▸ **SUPPLIED RECORDS**
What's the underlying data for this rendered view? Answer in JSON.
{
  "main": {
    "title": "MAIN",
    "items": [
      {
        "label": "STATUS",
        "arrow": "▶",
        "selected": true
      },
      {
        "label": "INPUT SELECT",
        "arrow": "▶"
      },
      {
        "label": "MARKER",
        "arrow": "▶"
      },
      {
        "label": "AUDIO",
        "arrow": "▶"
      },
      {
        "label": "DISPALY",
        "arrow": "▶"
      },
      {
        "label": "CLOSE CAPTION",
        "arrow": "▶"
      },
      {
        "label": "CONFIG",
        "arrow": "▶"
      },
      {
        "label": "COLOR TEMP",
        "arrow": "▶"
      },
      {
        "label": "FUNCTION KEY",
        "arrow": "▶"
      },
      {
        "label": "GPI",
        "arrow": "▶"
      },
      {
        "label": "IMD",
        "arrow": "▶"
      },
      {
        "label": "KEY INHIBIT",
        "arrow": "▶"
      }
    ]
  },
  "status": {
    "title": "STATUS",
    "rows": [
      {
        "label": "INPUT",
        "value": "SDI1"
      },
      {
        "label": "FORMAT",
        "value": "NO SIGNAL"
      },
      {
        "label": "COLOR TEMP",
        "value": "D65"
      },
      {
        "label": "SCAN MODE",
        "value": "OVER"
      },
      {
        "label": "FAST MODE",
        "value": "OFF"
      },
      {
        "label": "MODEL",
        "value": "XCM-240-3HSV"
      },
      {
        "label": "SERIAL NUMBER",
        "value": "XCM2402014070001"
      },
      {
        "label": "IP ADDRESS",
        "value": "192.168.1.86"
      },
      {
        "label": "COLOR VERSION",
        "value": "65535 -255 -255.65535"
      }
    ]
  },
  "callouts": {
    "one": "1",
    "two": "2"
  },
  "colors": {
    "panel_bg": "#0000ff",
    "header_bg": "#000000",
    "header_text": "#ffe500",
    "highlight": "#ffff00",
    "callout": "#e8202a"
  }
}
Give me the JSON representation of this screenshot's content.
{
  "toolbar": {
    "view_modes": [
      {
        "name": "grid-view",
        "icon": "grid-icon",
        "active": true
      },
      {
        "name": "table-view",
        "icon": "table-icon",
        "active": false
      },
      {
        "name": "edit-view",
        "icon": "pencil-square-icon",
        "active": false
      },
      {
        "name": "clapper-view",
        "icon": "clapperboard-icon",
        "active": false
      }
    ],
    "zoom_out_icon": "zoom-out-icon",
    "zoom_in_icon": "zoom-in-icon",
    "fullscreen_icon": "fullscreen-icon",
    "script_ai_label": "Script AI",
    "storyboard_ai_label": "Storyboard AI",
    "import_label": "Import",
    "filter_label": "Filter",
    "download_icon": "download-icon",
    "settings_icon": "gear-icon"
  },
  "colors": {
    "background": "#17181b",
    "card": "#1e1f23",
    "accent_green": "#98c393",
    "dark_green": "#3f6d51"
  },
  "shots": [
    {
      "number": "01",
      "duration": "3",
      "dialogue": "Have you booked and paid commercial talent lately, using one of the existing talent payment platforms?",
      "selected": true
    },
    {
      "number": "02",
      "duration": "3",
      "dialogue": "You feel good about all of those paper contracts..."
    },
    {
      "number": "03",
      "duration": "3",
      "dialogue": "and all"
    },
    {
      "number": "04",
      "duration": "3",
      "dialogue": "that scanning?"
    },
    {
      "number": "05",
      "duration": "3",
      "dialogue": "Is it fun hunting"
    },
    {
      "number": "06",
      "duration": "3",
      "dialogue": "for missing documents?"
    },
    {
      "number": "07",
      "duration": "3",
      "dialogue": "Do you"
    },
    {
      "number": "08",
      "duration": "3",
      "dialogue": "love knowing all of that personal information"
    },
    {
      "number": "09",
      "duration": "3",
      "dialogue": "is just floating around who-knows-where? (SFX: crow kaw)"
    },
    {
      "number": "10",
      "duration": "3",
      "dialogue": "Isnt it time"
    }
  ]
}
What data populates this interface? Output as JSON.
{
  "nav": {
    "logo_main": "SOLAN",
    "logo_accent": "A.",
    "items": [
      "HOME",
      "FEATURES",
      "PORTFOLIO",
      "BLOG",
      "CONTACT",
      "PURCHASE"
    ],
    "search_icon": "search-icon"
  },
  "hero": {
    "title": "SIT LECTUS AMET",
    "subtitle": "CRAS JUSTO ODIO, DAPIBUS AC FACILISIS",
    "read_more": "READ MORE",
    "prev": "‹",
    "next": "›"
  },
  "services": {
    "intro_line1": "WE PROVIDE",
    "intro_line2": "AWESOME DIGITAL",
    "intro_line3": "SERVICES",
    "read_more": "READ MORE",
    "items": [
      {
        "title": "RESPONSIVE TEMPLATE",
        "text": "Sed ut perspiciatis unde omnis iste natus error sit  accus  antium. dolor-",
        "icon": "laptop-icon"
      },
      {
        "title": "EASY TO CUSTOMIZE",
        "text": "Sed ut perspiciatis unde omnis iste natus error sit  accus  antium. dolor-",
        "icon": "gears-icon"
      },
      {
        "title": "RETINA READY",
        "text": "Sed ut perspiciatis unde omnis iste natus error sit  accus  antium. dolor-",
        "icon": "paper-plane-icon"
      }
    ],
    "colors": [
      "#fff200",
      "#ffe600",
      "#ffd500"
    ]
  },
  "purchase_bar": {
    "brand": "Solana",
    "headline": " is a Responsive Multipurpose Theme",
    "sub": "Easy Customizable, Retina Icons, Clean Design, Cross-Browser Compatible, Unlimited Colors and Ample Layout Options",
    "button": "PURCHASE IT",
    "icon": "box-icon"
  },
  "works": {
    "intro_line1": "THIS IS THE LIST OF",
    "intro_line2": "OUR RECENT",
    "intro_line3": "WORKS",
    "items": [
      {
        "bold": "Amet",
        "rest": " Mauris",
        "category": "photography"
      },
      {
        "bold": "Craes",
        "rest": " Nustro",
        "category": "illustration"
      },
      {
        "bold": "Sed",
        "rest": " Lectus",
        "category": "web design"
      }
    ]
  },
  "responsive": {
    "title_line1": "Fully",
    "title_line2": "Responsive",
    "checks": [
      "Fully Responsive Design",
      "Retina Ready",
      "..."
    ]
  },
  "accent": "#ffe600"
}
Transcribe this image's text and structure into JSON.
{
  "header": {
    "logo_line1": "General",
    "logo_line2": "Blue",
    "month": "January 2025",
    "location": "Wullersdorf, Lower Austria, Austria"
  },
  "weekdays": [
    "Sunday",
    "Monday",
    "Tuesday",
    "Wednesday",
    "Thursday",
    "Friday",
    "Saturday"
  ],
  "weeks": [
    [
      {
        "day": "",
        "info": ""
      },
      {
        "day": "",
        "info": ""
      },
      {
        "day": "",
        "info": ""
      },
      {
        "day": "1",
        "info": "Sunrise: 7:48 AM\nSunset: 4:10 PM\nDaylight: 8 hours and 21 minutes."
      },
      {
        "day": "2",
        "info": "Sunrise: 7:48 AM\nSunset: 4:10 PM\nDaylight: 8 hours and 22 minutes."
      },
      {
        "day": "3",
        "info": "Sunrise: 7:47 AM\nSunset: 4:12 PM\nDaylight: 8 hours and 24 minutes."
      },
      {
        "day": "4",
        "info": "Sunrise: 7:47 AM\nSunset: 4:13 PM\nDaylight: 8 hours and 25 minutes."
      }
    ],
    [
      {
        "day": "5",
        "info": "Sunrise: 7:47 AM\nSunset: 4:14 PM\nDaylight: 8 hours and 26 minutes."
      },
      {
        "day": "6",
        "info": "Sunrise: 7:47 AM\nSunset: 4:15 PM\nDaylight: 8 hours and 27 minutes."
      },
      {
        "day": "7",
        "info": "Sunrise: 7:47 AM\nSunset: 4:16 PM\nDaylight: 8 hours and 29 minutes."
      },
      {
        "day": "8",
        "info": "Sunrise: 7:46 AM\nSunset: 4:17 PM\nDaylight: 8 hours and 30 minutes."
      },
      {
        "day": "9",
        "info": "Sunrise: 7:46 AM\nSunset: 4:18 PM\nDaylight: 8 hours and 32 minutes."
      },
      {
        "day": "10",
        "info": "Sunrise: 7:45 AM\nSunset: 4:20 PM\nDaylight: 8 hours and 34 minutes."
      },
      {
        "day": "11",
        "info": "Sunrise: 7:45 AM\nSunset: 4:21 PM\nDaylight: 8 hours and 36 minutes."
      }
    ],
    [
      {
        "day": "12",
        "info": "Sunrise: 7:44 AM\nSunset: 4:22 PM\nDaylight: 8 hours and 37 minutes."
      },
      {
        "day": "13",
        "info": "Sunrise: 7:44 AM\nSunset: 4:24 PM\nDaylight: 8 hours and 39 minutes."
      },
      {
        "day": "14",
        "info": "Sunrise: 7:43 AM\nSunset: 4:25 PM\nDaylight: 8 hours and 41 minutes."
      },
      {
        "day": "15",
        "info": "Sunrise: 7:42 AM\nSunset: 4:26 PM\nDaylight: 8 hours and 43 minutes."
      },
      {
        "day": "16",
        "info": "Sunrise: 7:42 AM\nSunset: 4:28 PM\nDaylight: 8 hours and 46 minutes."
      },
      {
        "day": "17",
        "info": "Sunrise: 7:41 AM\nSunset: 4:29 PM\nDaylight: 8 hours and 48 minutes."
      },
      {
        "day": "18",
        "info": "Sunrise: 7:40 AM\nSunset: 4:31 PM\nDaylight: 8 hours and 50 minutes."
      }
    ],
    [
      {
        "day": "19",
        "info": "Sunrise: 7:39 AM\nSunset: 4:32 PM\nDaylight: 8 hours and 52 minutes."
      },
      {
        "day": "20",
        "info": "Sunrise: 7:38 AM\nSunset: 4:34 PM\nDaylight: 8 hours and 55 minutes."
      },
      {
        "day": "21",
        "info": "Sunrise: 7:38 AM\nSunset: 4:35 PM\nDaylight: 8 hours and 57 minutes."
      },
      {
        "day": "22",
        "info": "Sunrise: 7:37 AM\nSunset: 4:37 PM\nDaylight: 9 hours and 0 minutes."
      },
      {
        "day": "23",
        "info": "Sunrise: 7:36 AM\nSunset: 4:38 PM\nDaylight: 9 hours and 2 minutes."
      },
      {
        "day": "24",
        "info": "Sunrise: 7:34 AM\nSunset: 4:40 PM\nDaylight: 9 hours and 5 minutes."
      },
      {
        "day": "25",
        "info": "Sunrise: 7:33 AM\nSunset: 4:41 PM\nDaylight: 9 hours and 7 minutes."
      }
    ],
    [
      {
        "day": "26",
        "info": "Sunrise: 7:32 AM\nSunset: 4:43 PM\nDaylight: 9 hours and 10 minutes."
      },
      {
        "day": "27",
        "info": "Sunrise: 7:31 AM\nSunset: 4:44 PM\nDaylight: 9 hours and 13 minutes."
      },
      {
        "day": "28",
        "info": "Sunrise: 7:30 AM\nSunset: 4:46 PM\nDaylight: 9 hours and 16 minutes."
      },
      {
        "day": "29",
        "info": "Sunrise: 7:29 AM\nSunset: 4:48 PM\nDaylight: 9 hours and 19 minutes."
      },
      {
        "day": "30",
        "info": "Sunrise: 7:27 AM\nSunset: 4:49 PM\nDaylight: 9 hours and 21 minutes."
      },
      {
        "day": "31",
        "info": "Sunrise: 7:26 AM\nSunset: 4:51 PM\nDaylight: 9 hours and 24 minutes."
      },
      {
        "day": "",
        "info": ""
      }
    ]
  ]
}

▸ **INSTRUCTION**
Pull out each line holding the string "that".

▸ **RESULT FOR THIS EXERCISE**
      "dialogue": "that scanning?"
      "dialogue": "love knowing all of that personal information"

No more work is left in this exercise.